Extrahierter Text:
────────

Angeschlagen in Berlin

Der ukrainische Präsident Petro Poroschenko besucht Deutschland

  • Denis Trubetskoy, Kiew
  • Lesedauer: 3 Min.

Am 10. April ist er wieder in Berlin: Der ukrainische Präsident Petro Poroschenko. Weil Deutschland als wichtigster Vermittler im Konflikt um den Donbass-Krieg fungiert und an den sogenannten Normandie-Verhandlungen zusammen mit der Ukraine, Russland und Frankreich teilnimmt, ist es keine Überraschung, dass der 52-Jährige besonders oft nach Deutschland fliegt und die Bundeskanzlerin Angela Merkel trifft.

Diesmal soll es beim Gespräch zwischen dem ukrainischen Staatsoberhaupt und der deutschen Regierungschefin um den möglichen Einsatz der UN-Friedensstifter im Donbass gehen - ein Thema, das die Verhandlungen im Rahmen des Minsker Friedensprozesses seit Monaten dominiert.

────────

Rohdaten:

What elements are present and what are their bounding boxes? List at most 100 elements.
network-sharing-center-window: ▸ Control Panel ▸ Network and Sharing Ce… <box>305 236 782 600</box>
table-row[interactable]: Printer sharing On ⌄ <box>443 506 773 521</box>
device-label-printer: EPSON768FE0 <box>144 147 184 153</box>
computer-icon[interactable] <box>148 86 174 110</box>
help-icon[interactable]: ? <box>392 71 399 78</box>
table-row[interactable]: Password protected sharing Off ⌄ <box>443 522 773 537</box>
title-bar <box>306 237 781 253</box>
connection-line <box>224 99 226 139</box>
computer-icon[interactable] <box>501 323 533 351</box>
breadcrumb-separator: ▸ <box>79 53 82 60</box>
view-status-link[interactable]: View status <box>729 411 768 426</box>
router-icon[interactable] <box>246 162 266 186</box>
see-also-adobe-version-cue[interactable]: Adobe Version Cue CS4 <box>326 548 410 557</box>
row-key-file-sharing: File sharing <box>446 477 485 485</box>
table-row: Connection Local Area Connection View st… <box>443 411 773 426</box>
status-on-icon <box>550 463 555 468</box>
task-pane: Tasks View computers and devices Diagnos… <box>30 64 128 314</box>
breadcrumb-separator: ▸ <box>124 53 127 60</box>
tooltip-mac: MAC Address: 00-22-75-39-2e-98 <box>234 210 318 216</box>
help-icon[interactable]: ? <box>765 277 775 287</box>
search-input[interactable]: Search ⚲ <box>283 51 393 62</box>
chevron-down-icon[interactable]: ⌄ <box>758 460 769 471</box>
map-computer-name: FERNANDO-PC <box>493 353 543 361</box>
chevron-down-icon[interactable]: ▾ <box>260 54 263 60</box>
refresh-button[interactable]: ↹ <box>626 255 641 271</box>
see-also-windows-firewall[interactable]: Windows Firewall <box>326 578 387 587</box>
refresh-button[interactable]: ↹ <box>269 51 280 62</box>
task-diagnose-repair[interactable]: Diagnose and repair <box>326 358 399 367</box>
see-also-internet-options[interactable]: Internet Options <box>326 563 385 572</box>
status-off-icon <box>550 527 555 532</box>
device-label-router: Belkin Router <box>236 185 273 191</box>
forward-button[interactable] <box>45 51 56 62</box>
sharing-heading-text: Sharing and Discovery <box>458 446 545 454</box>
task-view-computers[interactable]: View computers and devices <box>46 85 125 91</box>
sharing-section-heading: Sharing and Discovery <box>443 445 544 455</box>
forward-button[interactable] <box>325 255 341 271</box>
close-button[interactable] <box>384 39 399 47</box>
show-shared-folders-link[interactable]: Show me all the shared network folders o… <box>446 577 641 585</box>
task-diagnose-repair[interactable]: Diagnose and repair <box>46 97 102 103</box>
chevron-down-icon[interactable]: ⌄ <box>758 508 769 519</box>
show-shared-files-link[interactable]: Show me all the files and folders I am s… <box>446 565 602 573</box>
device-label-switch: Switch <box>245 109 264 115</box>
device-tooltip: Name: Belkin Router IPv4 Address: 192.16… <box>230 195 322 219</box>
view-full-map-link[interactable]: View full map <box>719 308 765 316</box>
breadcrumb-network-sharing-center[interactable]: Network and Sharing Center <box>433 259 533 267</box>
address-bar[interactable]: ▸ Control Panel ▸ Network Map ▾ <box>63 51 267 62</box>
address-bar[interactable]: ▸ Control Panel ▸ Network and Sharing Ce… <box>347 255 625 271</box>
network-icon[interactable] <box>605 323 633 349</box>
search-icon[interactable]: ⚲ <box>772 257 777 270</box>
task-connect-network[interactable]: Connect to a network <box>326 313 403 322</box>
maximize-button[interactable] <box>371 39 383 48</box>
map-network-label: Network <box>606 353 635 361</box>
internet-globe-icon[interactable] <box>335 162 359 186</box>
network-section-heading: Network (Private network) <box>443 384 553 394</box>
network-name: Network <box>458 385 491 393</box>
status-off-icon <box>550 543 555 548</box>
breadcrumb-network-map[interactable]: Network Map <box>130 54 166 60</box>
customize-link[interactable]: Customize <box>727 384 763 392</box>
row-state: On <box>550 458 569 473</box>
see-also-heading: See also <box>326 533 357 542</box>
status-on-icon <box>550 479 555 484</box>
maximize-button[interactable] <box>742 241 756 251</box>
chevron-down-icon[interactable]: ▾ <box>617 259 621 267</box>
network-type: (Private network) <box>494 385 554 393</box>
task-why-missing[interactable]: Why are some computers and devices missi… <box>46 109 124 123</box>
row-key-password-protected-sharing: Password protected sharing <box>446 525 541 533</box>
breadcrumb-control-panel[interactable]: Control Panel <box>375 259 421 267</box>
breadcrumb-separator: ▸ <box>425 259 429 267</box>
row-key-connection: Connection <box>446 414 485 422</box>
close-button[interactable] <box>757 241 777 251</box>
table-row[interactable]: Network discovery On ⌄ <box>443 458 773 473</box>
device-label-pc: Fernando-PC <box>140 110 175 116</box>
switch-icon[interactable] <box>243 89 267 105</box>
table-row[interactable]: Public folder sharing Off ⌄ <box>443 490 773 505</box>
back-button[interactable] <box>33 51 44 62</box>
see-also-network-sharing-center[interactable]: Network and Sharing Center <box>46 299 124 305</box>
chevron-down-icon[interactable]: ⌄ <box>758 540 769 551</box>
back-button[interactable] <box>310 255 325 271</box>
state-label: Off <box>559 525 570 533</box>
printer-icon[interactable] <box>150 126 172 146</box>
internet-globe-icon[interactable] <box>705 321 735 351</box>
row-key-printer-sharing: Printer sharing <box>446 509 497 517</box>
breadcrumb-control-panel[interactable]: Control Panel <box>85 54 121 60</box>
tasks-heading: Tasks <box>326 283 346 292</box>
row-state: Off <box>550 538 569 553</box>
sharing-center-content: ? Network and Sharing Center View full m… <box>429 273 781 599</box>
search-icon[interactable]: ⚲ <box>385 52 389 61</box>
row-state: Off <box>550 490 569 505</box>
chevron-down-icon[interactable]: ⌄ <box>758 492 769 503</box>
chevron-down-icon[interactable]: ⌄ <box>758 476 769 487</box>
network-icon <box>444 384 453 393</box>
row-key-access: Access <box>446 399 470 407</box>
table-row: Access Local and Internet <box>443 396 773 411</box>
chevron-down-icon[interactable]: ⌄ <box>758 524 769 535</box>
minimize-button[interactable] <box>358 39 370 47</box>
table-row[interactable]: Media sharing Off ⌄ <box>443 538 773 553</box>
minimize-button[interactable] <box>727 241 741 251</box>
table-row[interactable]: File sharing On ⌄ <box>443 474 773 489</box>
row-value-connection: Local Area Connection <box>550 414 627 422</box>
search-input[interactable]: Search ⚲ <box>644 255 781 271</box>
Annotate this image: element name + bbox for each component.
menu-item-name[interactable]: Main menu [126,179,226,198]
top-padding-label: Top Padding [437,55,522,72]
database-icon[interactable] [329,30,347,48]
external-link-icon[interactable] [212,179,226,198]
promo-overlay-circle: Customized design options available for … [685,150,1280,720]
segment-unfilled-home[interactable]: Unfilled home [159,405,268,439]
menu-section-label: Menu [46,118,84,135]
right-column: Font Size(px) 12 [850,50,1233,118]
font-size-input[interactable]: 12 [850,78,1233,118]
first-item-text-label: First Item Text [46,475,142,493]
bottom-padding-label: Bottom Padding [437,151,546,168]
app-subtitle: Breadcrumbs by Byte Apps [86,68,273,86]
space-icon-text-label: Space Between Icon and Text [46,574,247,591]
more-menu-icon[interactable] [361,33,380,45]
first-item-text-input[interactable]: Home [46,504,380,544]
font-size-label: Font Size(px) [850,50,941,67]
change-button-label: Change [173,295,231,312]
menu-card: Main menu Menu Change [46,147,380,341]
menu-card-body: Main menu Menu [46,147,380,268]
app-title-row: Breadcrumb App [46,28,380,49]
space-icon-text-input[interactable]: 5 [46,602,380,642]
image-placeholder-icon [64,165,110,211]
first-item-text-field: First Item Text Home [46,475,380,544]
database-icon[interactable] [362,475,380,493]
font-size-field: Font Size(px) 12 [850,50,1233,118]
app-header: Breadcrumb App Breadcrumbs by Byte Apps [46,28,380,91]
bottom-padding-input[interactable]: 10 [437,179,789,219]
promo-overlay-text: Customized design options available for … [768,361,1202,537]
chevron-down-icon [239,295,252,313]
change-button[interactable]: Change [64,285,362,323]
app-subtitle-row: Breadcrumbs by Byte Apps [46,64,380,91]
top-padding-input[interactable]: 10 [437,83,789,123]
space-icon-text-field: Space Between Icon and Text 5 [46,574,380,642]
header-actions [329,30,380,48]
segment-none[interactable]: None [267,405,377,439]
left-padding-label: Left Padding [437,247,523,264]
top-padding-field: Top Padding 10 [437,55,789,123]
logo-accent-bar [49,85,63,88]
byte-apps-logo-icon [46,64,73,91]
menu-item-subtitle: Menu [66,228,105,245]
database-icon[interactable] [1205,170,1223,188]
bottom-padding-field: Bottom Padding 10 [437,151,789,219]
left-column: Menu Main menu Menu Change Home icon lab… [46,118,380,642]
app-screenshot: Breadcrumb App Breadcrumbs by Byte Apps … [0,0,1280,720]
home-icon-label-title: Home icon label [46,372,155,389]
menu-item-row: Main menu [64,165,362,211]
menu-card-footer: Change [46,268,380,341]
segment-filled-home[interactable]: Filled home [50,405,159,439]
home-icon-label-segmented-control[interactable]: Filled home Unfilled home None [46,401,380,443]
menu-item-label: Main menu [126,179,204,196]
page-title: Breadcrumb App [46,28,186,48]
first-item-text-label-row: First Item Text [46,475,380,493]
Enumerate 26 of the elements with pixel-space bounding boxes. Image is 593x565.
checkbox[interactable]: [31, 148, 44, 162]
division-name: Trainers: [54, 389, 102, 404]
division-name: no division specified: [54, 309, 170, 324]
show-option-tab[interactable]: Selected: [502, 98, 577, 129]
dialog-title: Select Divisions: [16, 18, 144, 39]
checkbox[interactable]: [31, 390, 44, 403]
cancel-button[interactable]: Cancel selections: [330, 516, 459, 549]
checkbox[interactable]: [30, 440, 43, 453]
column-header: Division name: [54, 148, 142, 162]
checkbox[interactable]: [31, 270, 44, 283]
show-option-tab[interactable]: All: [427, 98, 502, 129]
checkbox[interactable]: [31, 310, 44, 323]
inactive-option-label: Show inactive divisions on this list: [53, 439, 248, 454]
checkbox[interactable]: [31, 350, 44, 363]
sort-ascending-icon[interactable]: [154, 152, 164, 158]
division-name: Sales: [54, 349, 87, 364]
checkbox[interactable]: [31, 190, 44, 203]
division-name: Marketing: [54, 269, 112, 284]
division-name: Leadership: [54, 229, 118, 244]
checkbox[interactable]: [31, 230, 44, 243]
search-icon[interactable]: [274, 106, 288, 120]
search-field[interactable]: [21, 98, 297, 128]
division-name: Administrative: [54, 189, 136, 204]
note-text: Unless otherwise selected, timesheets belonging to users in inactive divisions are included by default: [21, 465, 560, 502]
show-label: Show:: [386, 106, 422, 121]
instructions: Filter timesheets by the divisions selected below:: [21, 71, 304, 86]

────────

Arbeitsaufträge:
1. Wie alt ist Petro Poroschenko laut dem Artikel über seinen Besuch in Berlin?
2. Gib aus dem Artikel über Poroschenkos Besuch in Berlin den Abschnitt zwischen „Angeschlagen in Berlin“ und „seit Monaten dominiert.“ einschließlich wieder und ersetze darin „Bundeskanzlerin“ durch „Kanzlerin“.
3. Schreib den Artikel über Poroschenkos Besuch in Berlin ab seinem letzten Satz weiter.
Die Daten stammen aus einer anderen Quelle.

Antworten:
1. 52 Jahre

2.
Angeschlagen in Berlin

Der ukrainische Präsident Petro Poroschenko besucht Deutschland

  • Denis Trubetskoy, Kiew
  • Lesedauer: 3 Min.

Am 10. April ist er wieder in Berlin: Der ukrainische Präsident Petro Poroschenko. Weil Deutschland als wichtigster Vermittler im Konflikt um den Donbass-Krieg fungiert und an den sogenannten Normandie-Verhandlungen zusammen mit der Ukraine, Russland und Frankreich teilnimmt, ist es keine Überraschung, dass der 52-Jährige besonders oft nach Deutschland fliegt und die Kanzlerin Angela Merkel trifft.

Diesmal soll es beim Gespräch zwischen dem ukrainischen Staatsoberhaupt und der deutschen Regierungschefin um den möglichen Einsatz der UN-Friedensstifter im Donbass gehen - ein Thema, das die Verhandlungen im Rahmen des Minsker Friedensprozesses seit Monaten dominiert.

3.
»Es ist unglaublich wichtig für die Lösung des Konflikts, diese Diskussion voranzutreiben«, sagte Poroschenko, als er am 1. April seinen Deutschland-Besuch ankündigte. »Wenn die Friedensstifter überall im Donbass präsent sind, muss sich Russland früher oder später zurückziehen.« Allerdings sind die Lösungswege für den Donbass-Krieg bei weitem nicht das Einzige, was Petro Poroschenko gerade beschäftigt. Denn ein Jahr vor der Präsidentschaftswahl in der Ukraine, die am 31. März 2019 stattfinden soll, kommt Poroschenko innen- wie außenpolitisch extrem angeschlagen nach Berlin.

Gerade in letzter Woche scheiterte die Werchowna Rada, das ukrainische Parlament, ein Versprechen Poroschenkos an die westlichen Geldgeber umzusetzen. Eigentlich sollte die Ukraine die Notwendigkeit der elektronischen Offenlegung von Einkünften der Antikorruptionsaktivisten aus dem entsprechenden Gesetz streichen, allerdings fanden sich die nötigen Stimmen während mehrerer Abstimmungen nicht - und es sah so aus, als ob Kiew ein Versprechen gegeben hätte, dass es von Anfang an nicht halten konnte.

Hinzu kommen der Skandal um den Malediven-Urlaub von Poroschenko, der heute noch großes Thema in ukrainischen Medien ist, und die Ausweisung des georgischen Ex-Präsidenten und Ex-Gouverneurs des südukrainischen Odessa, Michail Saakaschwili.

Innenpolitisch sorgt dies dafür, dass Poroschenkos Chancen für die Präsidentschaftswahlen 2019 immer geringer werden. In keiner einzigen der aktuellen Umfragen liegt der amtierende Präsident auf dem ersten Platz, anders als seine Rivalin Julia Timoschenko.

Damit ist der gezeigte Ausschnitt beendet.